To do:
Transcribe every record that appears below, exactly and in full.

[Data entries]
[Start]

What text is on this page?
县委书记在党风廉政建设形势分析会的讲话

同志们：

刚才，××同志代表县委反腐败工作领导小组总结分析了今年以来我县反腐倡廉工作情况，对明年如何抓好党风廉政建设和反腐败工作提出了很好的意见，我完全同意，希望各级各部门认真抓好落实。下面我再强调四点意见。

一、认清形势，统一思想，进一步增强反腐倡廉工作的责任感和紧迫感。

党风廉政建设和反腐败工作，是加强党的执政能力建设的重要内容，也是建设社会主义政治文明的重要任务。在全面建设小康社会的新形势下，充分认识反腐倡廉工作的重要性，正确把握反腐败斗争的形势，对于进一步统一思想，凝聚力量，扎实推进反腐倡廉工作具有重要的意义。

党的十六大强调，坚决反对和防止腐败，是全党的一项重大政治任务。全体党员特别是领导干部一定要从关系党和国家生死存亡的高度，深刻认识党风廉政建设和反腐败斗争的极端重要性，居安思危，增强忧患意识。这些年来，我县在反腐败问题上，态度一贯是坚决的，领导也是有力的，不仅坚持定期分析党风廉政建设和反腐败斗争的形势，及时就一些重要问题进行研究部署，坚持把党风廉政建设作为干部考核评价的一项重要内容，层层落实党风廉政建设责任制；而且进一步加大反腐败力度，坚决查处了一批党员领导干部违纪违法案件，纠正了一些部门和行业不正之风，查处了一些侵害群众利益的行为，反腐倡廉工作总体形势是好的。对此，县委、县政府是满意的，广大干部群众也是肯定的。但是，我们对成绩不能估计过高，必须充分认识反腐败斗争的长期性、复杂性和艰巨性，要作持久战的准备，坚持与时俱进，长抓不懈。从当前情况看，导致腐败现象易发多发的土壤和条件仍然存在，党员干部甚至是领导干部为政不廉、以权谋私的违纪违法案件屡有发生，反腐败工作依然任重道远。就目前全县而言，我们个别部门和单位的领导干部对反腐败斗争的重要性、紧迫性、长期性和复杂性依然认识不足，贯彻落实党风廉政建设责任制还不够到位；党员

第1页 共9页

[End]

Exercise response:
What text is on this page?
县委书记在党风廉政建设形势分析会的讲话

同志们：

刚才，××同志代表县委反腐败工作领导小组总结分析了今年以来我县反腐倡廉工作情况，对明年如何抓好党风廉政建设和反腐败工作提出了很好的意见，我完全同意，希望各级各部门认真抓好落实。下面我再强调四点意见。

一、认清形势，统一思想，进一步增强反腐倡廉工作的责任感和紧迫感。

党风廉政建设和反腐败工作，是加强党的执政能力建设的重要内容，也是建设社会主义政治文明的重要任务。在全面建设小康社会的新形势下，充分认识反腐倡廉工作的重要性，正确把握反腐败斗争的形势，对于进一步统一思想，凝聚力量，扎实推进反腐倡廉工作具有重要的意义。

党的十六大强调，坚决反对和防止腐败，是全党的一项重大政治任务。全体党员特别是领导干部一定要从关系党和国家生死存亡的高度，深刻认识党风廉政建设和反腐败斗争的极端重要性，居安思危，增强忧患意识。这些年来，我县在反腐败问题上，态度一贯是坚决的，领导也是有力的，不仅坚持定期分析党风廉政建设和反腐败斗争的形势，及时就一些重要问题进行研究部署，坚持把党风廉政建设作为干部考核评价的一项重要内容，层层落实党风廉政建设责任制；而且进一步加大反腐败力度，坚决查处了一批党员领导干部违纪违法案件，纠正了一些部门和行业不正之风，查处了一些侵害群众利益的行为，反腐倡廉工作总体形势是好的。对此，县委、县政府是满意的，广大干部群众也是肯定的。但是，我们对成绩不能估计过高，必须充分认识反腐败斗争的长期性、复杂性和艰巨性，要作持久战的准备，坚持与时俱进，长抓不懈。从当前情况看，导致腐败现象易发多发的土壤和条件仍然存在，党员干部甚至是领导干部为政不廉、以权谋私的违纪违法案件屡有发生，反腐败工作依然任重道远。就目前全县而言，我们个别部门和单位的领导干部对反腐败斗争的重要性、紧迫性、长期性和复杂性依然认识不足，贯彻落实党风廉政建设责任制还不够到位；党员

第1页 共9页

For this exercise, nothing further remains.